[Chart and figure data]

####

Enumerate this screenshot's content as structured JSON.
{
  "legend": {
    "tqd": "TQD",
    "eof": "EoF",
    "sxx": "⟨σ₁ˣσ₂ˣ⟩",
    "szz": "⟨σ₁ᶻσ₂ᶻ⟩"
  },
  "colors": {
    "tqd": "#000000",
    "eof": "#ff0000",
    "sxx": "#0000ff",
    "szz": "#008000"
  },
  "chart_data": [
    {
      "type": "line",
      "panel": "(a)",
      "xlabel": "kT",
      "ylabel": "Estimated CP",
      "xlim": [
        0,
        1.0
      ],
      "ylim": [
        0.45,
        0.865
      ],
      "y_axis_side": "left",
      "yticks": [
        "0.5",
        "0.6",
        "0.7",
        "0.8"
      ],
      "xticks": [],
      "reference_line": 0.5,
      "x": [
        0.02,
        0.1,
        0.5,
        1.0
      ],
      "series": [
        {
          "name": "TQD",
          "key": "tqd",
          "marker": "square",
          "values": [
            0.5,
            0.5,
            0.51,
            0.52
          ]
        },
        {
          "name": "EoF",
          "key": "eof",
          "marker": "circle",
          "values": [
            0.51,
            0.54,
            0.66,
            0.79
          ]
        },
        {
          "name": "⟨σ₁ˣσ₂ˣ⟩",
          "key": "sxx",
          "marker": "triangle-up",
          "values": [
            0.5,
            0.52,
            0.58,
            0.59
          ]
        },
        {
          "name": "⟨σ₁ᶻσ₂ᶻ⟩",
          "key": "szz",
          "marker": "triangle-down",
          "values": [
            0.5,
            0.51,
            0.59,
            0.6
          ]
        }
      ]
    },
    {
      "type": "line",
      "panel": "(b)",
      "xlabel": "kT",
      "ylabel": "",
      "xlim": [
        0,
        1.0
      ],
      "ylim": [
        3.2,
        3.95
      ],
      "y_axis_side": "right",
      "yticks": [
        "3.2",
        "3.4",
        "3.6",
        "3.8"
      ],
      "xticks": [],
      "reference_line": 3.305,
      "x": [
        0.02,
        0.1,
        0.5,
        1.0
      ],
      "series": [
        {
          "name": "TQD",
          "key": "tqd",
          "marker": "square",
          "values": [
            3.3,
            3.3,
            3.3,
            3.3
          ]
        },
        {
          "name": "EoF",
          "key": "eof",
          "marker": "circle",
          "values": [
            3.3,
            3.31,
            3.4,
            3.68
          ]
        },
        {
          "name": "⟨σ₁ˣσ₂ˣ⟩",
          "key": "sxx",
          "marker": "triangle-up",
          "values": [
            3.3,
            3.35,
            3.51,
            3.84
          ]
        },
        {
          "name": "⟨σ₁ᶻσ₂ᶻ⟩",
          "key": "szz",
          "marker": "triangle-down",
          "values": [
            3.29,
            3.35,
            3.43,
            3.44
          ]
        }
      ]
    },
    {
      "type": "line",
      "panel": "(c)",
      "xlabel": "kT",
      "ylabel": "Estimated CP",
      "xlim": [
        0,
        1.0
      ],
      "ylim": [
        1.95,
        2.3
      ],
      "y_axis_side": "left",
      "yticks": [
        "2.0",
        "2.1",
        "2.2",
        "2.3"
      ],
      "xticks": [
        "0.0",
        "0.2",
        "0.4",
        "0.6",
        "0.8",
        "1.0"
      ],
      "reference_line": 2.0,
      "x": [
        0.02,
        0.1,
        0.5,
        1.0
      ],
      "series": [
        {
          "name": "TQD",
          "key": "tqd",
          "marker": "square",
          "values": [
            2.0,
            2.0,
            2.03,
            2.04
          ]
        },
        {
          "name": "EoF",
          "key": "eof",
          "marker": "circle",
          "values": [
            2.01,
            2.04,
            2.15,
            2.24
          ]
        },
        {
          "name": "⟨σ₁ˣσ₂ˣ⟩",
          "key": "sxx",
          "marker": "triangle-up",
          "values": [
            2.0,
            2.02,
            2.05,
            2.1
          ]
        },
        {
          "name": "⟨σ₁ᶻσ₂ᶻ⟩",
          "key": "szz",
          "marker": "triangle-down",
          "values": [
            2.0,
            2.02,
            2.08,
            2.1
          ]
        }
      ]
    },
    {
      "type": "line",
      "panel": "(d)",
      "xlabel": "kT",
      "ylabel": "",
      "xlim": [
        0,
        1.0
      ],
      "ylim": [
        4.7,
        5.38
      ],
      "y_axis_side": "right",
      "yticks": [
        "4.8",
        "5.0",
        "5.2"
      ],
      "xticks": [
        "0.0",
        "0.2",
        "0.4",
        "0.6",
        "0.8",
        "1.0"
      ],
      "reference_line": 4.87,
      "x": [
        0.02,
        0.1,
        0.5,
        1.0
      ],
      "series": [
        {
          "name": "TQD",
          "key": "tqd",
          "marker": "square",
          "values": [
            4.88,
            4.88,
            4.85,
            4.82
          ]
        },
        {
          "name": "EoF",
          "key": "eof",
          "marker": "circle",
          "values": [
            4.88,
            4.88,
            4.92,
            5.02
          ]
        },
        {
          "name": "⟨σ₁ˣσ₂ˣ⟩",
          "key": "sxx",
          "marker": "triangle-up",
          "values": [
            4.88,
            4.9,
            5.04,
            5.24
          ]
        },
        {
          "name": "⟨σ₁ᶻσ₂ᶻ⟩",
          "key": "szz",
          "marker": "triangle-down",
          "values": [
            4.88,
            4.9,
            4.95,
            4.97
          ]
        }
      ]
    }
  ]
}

####

> **STATED GOAL**
Return all of the entries word for word.

> **CORRECT RESULT**
Enumerate this screenshot's content as structured JSON.
{
  "legend": {
    "tqd": "TQD",
    "eof": "EoF",
    "sxx": "⟨σ₁ˣσ₂ˣ⟩",
    "szz": "⟨σ₁ᶻσ₂ᶻ⟩"
  },
  "colors": {
    "tqd": "#000000",
    "eof": "#ff0000",
    "sxx": "#0000ff",
    "szz": "#008000"
  },
  "chart_data": [
    {
      "type": "line",
      "panel": "(a)",
      "xlabel": "kT",
      "ylabel": "Estimated CP",
      "xlim": [
        0,
        1.0
      ],
      "ylim": [
        0.45,
        0.865
      ],
      "y_axis_side": "left",
      "yticks": [
        "0.5",
        "0.6",
        "0.7",
        "0.8"
      ],
      "xticks": [],
      "reference_line": 0.5,
      "x": [
        0.02,
        0.1,
        0.5,
        1.0
      ],
      "series": [
        {
          "name": "TQD",
          "key": "tqd",
          "marker": "square",
          "values": [
            0.5,
            0.5,
            0.51,
            0.52
          ]
        },
        {
          "name": "EoF",
          "key": "eof",
          "marker": "circle",
          "values": [
            0.51,
            0.54,
            0.66,
            0.79
          ]
        },
        {
          "name": "⟨σ₁ˣσ₂ˣ⟩",
          "key": "sxx",
          "marker": "triangle-up",
          "values": [
            0.5,
            0.52,
            0.58,
            0.59
          ]
        },
        {
          "name": "⟨σ₁ᶻσ₂ᶻ⟩",
          "key": "szz",
          "marker": "triangle-down",
          "values": [
            0.5,
            0.51,
            0.59,
            0.6
          ]
        }
      ]
    },
    {
      "type": "line",
      "panel": "(b)",
      "xlabel": "kT",
      "ylabel": "",
      "xlim": [
        0,
        1.0
      ],
      "ylim": [
        3.2,
        3.95
      ],
      "y_axis_side": "right",
      "yticks": [
        "3.2",
        "3.4",
        "3.6",
        "3.8"
      ],
      "xticks": [],
      "reference_line": 3.305,
      "x": [
        0.02,
        0.1,
        0.5,
        1.0
      ],
      "series": [
        {
          "name": "TQD",
          "key": "tqd",
          "marker": "square",
          "values": [
            3.3,
            3.3,
            3.3,
            3.3
          ]
        },
        {
          "name": "EoF",
          "key": "eof",
          "marker": "circle",
          "values": [
            3.3,
            3.31,
            3.4,
            3.68
          ]
        },
        {
          "name": "⟨σ₁ˣσ₂ˣ⟩",
          "key": "sxx",
          "marker": "triangle-up",
          "values": [
            3.3,
            3.35,
            3.51,
            3.84
          ]
        },
        {
          "name": "⟨σ₁ᶻσ₂ᶻ⟩",
          "key": "szz",
          "marker": "triangle-down",
          "values": [
            3.29,
            3.35,
            3.43,
            3.44
          ]
        }
      ]
    },
    {
      "type": "line",
      "panel": "(c)",
      "xlabel": "kT",
      "ylabel": "Estimated CP",
      "xlim": [
        0,
        1.0
      ],
      "ylim": [
        1.95,
        2.3
      ],
      "y_axis_side": "left",
      "yticks": [
        "2.0",
        "2.1",
        "2.2",
        "2.3"
      ],
      "xticks": [
        "0.0",
        "0.2",
        "0.4",
        "0.6",
        "0.8",
        "1.0"
      ],
      "reference_line": 2.0,
      "x": [
        0.02,
        0.1,
        0.5,
        1.0
      ],
      "series": [
        {
          "name": "TQD",
          "key": "tqd",
          "marker": "square",
          "values": [
            2.0,
            2.0,
            2.03,
            2.04
          ]
        },
        {
          "name": "EoF",
          "key": "eof",
          "marker": "circle",
          "values": [
            2.01,
            2.04,
            2.15,
            2.24
          ]
        },
        {
          "name": "⟨σ₁ˣσ₂ˣ⟩",
          "key": "sxx",
          "marker": "triangle-up",
          "values": [
            2.0,
            2.02,
            2.05,
            2.1
          ]
        },
        {
          "name": "⟨σ₁ᶻσ₂ᶻ⟩",
          "key": "szz",
          "marker": "triangle-down",
          "values": [
            2.0,
            2.02,
            2.08,
            2.1
          ]
        }
      ]
    },
    {
      "type": "line",
      "panel": "(d)",
      "xlabel": "kT",
      "ylabel": "",
      "xlim": [
        0,
        1.0
      ],
      "ylim": [
        4.7,
        5.38
      ],
      "y_axis_side": "right",
      "yticks": [
        "4.8",
        "5.0",
        "5.2"
      ],
      "xticks": [
        "0.0",
        "0.2",
        "0.4",
        "0.6",
        "0.8",
        "1.0"
      ],
      "reference_line": 4.87,
      "x": [
        0.02,
        0.1,
        0.5,
        1.0
      ],
      "series": [
        {
          "name": "TQD",
          "key": "tqd",
          "marker": "square",
          "values": [
            4.88,
            4.88,
            4.85,
            4.82
          ]
        },
        {
          "name": "EoF",
          "key": "eof",
          "marker": "circle",
          "values": [
            4.88,
            4.88,
            4.92,
            5.02
          ]
        },
        {
          "name": "⟨σ₁ˣσ₂ˣ⟩",
          "key": "sxx",
          "marker": "triangle-up",
          "values": [
            4.88,
            4.9,
            5.04,
            5.24
          ]
        },
        {
          "name": "⟨σ₁ᶻσ₂ᶻ⟩",
          "key": "szz",
          "marker": "triangle-down",
          "values": [
            4.88,
            4.9,
            4.95,
            4.97
          ]
        }
      ]
    }
  ]
}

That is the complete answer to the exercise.